_Goal of the exercise_. Where a line in the listing contains the string "naturally", copy that line out.

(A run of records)
━━━

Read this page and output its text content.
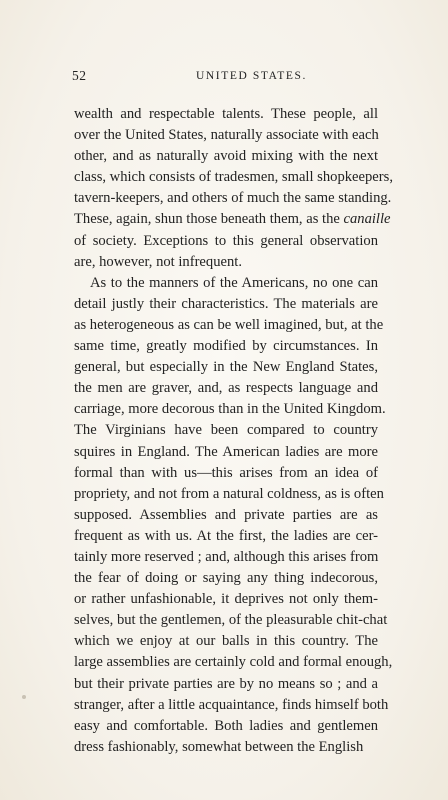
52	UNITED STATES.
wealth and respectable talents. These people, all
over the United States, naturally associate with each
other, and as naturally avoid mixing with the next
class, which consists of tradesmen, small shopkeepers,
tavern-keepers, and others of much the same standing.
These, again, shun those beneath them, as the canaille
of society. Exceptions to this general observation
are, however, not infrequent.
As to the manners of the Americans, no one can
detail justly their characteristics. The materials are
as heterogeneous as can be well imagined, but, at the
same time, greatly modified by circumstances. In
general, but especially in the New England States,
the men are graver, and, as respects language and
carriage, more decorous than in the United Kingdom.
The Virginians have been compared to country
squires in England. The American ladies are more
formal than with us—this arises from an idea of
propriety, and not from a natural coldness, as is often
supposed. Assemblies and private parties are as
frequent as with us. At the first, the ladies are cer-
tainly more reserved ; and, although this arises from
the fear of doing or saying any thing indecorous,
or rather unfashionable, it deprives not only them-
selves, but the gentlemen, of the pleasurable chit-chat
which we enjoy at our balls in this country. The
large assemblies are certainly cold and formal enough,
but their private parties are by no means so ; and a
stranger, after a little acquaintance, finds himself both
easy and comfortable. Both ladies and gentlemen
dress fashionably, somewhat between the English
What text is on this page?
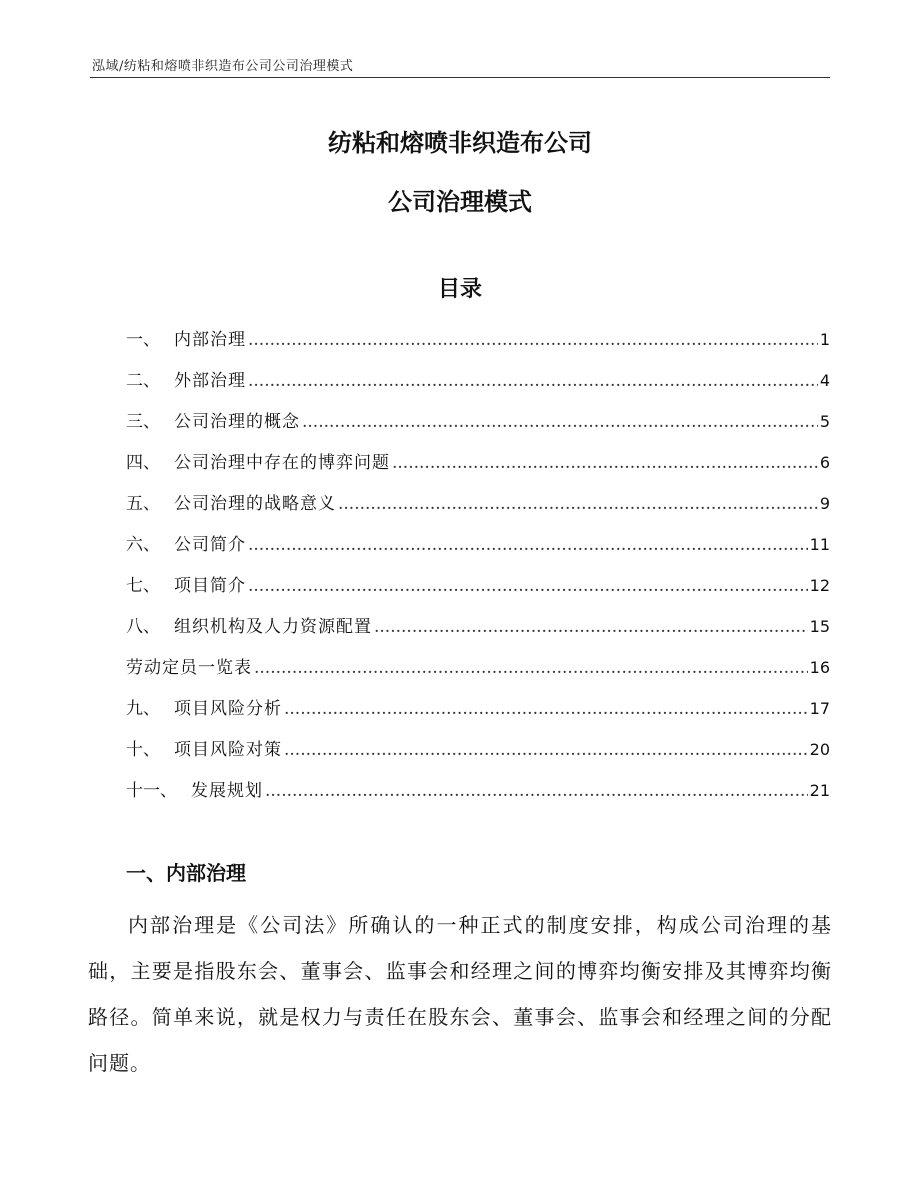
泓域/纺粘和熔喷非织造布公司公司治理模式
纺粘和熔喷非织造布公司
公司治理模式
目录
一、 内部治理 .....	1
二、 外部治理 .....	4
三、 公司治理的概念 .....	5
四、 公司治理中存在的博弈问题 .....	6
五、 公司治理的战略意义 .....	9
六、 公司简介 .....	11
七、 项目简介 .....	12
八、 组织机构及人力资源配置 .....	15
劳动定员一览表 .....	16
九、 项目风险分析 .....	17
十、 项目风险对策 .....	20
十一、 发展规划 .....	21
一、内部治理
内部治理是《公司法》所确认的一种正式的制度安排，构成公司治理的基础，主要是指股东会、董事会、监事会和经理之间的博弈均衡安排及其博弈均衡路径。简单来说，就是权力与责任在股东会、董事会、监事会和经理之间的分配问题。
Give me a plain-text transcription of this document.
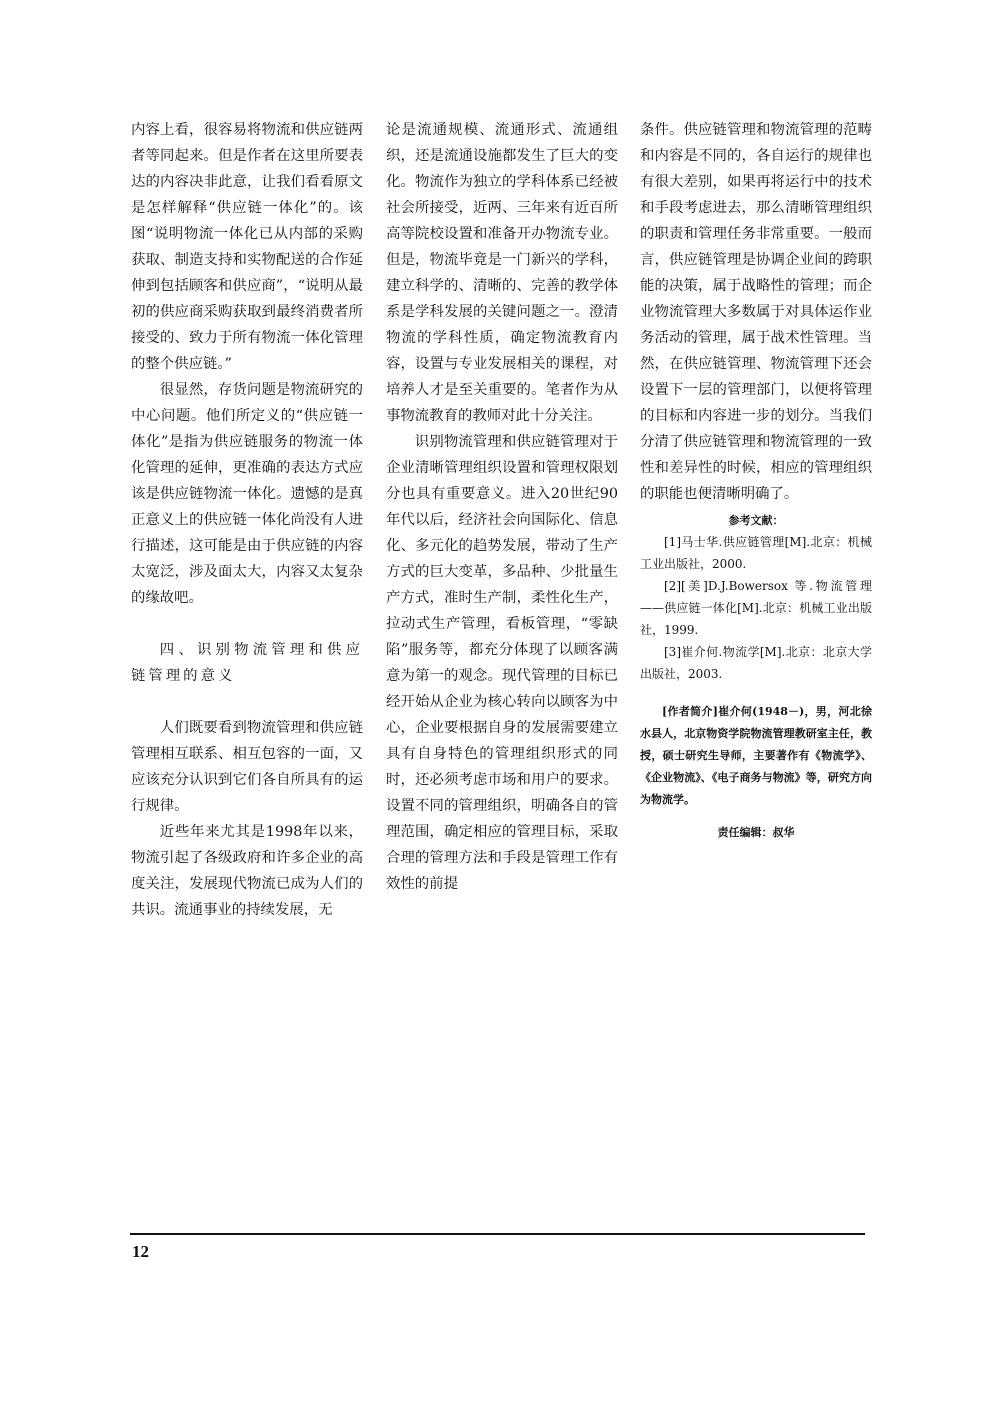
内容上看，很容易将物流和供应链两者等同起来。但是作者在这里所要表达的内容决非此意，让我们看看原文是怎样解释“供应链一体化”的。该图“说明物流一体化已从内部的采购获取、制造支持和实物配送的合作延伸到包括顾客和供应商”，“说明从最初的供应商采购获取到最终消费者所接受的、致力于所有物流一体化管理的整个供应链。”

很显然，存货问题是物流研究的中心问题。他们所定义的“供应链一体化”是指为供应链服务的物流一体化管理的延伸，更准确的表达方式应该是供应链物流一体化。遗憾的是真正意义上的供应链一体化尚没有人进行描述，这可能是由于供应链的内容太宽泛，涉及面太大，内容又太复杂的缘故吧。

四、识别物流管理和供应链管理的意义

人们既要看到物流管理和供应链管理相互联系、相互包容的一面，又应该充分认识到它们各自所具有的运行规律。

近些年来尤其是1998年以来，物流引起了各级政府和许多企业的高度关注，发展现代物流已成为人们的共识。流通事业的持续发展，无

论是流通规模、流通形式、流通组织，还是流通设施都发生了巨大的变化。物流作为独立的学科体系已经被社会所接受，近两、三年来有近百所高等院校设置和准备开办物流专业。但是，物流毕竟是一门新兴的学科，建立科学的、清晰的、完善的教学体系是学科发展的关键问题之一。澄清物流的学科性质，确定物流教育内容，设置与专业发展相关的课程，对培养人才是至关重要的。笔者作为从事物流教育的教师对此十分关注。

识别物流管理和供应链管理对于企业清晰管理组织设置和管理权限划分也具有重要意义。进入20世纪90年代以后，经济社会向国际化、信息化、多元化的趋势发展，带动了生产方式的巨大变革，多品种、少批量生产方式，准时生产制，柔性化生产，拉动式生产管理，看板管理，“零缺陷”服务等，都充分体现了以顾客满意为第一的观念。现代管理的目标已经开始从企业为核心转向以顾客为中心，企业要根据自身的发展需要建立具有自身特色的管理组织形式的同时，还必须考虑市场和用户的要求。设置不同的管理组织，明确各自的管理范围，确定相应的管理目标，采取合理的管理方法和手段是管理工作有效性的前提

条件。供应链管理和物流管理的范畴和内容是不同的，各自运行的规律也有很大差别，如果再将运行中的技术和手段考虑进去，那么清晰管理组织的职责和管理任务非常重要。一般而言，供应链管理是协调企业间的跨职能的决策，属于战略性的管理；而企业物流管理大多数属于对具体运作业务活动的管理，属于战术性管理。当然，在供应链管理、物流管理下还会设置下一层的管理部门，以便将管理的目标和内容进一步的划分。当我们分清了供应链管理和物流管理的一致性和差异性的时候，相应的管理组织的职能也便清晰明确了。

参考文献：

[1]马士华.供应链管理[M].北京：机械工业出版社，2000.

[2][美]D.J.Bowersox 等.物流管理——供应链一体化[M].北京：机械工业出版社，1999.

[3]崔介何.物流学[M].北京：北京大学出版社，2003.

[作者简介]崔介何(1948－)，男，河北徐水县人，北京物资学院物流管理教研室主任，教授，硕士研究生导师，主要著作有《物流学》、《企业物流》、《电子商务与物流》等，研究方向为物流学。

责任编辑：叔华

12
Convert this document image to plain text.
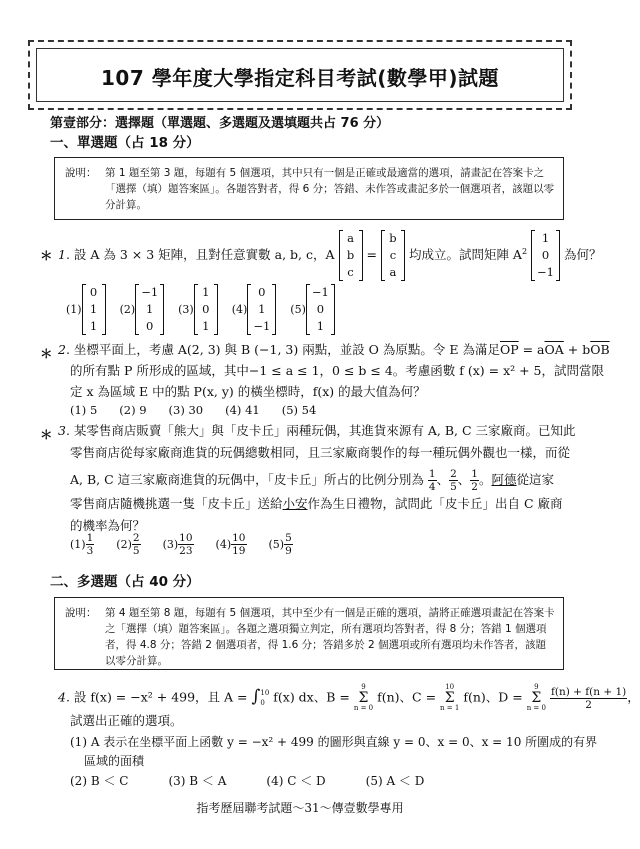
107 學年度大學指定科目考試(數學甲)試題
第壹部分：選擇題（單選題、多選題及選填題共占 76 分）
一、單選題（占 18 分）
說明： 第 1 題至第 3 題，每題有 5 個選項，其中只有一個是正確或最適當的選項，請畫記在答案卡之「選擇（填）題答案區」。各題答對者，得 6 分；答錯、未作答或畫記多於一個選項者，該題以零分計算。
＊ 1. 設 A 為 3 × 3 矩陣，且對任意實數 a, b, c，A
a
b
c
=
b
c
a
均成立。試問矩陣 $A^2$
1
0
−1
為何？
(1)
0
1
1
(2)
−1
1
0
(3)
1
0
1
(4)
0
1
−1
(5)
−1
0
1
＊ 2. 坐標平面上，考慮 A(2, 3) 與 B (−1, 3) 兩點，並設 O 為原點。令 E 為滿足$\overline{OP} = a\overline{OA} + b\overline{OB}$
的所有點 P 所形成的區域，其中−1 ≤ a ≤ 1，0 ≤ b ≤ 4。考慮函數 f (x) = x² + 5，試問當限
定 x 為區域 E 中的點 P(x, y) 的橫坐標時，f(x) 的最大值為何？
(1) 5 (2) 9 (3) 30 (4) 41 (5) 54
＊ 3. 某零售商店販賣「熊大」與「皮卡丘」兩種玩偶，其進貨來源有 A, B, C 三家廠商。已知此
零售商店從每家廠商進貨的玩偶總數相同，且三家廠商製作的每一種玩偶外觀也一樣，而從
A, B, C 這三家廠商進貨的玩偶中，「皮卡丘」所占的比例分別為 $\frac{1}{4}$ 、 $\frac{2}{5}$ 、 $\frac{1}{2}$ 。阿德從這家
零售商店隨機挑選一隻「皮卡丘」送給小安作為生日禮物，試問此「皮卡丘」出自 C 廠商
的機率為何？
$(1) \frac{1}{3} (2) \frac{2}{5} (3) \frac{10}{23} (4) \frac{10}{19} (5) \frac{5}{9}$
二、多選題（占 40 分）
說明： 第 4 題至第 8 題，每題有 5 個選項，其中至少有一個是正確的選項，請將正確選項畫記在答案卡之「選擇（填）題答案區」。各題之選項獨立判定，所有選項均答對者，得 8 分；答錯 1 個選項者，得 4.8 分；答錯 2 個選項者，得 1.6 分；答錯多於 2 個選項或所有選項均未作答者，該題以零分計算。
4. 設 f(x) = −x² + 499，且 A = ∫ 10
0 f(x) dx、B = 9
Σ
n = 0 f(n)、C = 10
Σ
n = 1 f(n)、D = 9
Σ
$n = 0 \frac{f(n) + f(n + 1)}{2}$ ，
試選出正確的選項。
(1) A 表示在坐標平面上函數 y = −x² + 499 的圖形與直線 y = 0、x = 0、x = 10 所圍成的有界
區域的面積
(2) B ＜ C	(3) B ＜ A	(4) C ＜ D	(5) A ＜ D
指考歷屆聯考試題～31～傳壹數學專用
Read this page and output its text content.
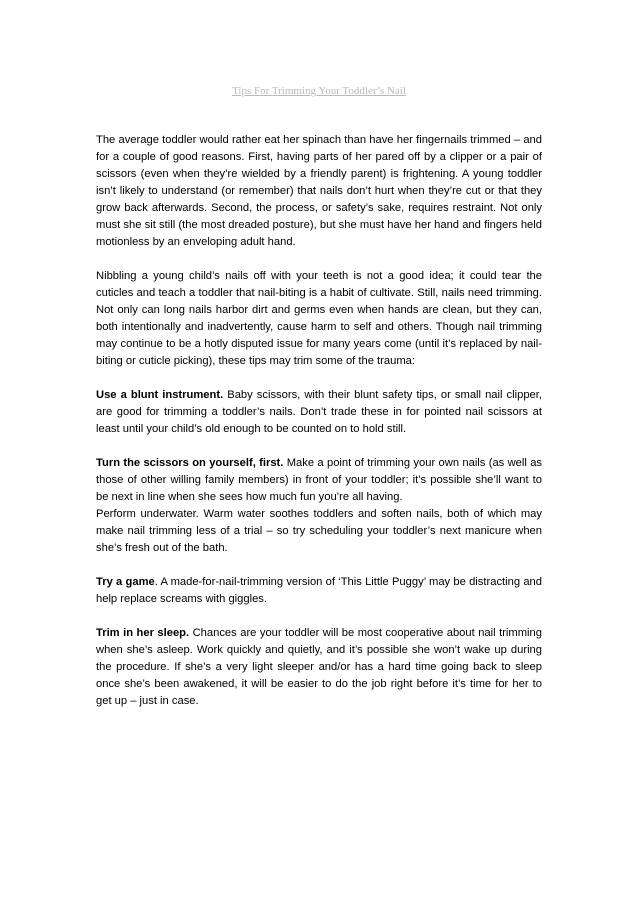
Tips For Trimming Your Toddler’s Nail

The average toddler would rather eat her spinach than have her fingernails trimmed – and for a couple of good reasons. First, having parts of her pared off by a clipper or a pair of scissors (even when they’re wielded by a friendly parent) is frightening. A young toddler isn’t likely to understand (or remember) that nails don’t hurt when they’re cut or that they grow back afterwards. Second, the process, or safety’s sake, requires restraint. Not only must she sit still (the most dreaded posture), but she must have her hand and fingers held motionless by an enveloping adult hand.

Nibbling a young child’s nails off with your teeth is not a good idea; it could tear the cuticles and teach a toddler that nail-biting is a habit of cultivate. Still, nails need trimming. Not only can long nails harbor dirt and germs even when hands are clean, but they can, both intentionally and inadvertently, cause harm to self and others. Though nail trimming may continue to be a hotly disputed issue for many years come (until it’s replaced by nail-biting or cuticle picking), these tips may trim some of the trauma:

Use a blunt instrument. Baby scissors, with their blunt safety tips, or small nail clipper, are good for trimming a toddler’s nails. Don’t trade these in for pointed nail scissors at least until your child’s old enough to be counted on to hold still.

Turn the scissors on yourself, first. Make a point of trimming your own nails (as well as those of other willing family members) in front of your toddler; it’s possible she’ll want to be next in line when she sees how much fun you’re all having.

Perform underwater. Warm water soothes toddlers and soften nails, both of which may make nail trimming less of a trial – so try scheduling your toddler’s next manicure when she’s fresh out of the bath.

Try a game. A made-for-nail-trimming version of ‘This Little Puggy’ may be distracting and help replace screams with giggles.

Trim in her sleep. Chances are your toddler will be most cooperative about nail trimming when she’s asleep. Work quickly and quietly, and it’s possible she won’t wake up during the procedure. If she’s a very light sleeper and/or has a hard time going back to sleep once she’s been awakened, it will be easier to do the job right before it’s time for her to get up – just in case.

━━━

_Output for this exercise_.
over the United States, naturally associate with each
other, and as naturally avoid mixing with the next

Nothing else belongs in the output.